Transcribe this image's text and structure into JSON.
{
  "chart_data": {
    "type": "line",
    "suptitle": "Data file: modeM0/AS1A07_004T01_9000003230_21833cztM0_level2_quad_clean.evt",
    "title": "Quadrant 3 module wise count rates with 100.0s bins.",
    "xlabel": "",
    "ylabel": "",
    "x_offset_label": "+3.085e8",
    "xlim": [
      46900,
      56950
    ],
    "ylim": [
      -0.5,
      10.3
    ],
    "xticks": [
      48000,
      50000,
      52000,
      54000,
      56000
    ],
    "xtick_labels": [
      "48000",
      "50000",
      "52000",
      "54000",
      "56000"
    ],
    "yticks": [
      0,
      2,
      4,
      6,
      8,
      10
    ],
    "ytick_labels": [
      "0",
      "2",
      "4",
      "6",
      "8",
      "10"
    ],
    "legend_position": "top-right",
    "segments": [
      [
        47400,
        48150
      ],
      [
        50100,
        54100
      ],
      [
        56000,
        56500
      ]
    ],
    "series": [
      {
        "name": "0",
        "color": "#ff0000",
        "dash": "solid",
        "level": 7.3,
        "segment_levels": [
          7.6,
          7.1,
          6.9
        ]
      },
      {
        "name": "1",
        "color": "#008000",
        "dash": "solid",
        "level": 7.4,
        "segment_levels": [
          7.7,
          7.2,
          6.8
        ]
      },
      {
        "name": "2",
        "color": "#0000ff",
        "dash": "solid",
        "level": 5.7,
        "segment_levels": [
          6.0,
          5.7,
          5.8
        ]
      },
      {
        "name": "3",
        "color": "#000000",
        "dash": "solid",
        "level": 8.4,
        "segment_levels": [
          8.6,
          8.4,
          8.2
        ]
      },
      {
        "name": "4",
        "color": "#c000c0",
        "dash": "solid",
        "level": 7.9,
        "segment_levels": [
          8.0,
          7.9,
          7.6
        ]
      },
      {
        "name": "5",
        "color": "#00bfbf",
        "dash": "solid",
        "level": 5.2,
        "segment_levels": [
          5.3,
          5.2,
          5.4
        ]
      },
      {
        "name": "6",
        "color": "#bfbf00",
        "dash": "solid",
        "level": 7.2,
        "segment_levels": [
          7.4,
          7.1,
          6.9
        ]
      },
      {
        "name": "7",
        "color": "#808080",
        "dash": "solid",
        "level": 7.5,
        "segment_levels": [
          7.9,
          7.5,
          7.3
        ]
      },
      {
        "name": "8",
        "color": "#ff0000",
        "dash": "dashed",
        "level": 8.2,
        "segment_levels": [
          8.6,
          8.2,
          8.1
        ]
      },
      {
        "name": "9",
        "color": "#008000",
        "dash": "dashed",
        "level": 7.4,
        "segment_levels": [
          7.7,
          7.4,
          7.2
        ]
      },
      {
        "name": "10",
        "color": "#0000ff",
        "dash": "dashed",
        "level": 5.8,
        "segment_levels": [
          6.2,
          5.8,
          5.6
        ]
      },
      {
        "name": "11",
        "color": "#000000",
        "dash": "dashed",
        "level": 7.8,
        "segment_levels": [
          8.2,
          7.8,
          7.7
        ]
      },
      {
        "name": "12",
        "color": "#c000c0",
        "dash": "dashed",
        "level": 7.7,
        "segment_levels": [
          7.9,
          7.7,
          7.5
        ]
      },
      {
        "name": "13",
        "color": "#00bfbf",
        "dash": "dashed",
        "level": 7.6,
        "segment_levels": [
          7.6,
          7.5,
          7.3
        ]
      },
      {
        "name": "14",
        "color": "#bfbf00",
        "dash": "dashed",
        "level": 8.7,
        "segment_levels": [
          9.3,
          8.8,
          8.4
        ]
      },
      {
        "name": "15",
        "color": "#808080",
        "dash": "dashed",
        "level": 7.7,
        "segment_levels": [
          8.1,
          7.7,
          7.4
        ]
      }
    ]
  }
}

● Work to complete
Return what is listed above, exactly and completely.

● Task answer
Transcribe this image's text and structure into JSON.
{
  "chart_data": {
    "type": "line",
    "suptitle": "Data file: modeM0/AS1A07_004T01_9000003230_21833cztM0_level2_quad_clean.evt",
    "title": "Quadrant 3 module wise count rates with 100.0s bins.",
    "xlabel": "",
    "ylabel": "",
    "x_offset_label": "+3.085e8",
    "xlim": [
      46900,
      56950
    ],
    "ylim": [
      -0.5,
      10.3
    ],
    "xticks": [
      48000,
      50000,
      52000,
      54000,
      56000
    ],
    "xtick_labels": [
      "48000",
      "50000",
      "52000",
      "54000",
      "56000"
    ],
    "yticks": [
      0,
      2,
      4,
      6,
      8,
      10
    ],
    "ytick_labels": [
      "0",
      "2",
      "4",
      "6",
      "8",
      "10"
    ],
    "legend_position": "top-right",
    "segments": [
      [
        47400,
        48150
      ],
      [
        50100,
        54100
      ],
      [
        56000,
        56500
      ]
    ],
    "series": [
      {
        "name": "0",
        "color": "#ff0000",
        "dash": "solid",
        "level": 7.3,
        "segment_levels": [
          7.6,
          7.1,
          6.9
        ]
      },
      {
        "name": "1",
        "color": "#008000",
        "dash": "solid",
        "level": 7.4,
        "segment_levels": [
          7.7,
          7.2,
          6.8
        ]
      },
      {
        "name": "2",
        "color": "#0000ff",
        "dash": "solid",
        "level": 5.7,
        "segment_levels": [
          6.0,
          5.7,
          5.8
        ]
      },
      {
        "name": "3",
        "color": "#000000",
        "dash": "solid",
        "level": 8.4,
        "segment_levels": [
          8.6,
          8.4,
          8.2
        ]
      },
      {
        "name": "4",
        "color": "#c000c0",
        "dash": "solid",
        "level": 7.9,
        "segment_levels": [
          8.0,
          7.9,
          7.6
        ]
      },
      {
        "name": "5",
        "color": "#00bfbf",
        "dash": "solid",
        "level": 5.2,
        "segment_levels": [
          5.3,
          5.2,
          5.4
        ]
      },
      {
        "name": "6",
        "color": "#bfbf00",
        "dash": "solid",
        "level": 7.2,
        "segment_levels": [
          7.4,
          7.1,
          6.9
        ]
      },
      {
        "name": "7",
        "color": "#808080",
        "dash": "solid",
        "level": 7.5,
        "segment_levels": [
          7.9,
          7.5,
          7.3
        ]
      },
      {
        "name": "8",
        "color": "#ff0000",
        "dash": "dashed",
        "level": 8.2,
        "segment_levels": [
          8.6,
          8.2,
          8.1
        ]
      },
      {
        "name": "9",
        "color": "#008000",
        "dash": "dashed",
        "level": 7.4,
        "segment_levels": [
          7.7,
          7.4,
          7.2
        ]
      },
      {
        "name": "10",
        "color": "#0000ff",
        "dash": "dashed",
        "level": 5.8,
        "segment_levels": [
          6.2,
          5.8,
          5.6
        ]
      },
      {
        "name": "11",
        "color": "#000000",
        "dash": "dashed",
        "level": 7.8,
        "segment_levels": [
          8.2,
          7.8,
          7.7
        ]
      },
      {
        "name": "12",
        "color": "#c000c0",
        "dash": "dashed",
        "level": 7.7,
        "segment_levels": [
          7.9,
          7.7,
          7.5
        ]
      },
      {
        "name": "13",
        "color": "#00bfbf",
        "dash": "dashed",
        "level": 7.6,
        "segment_levels": [
          7.6,
          7.5,
          7.3
        ]
      },
      {
        "name": "14",
        "color": "#bfbf00",
        "dash": "dashed",
        "level": 8.7,
        "segment_levels": [
          9.3,
          8.8,
          8.4
        ]
      },
      {
        "name": "15",
        "color": "#808080",
        "dash": "dashed",
        "level": 7.7,
        "segment_levels": [
          8.1,
          7.7,
          7.4
        ]
      }
    ]
  }
}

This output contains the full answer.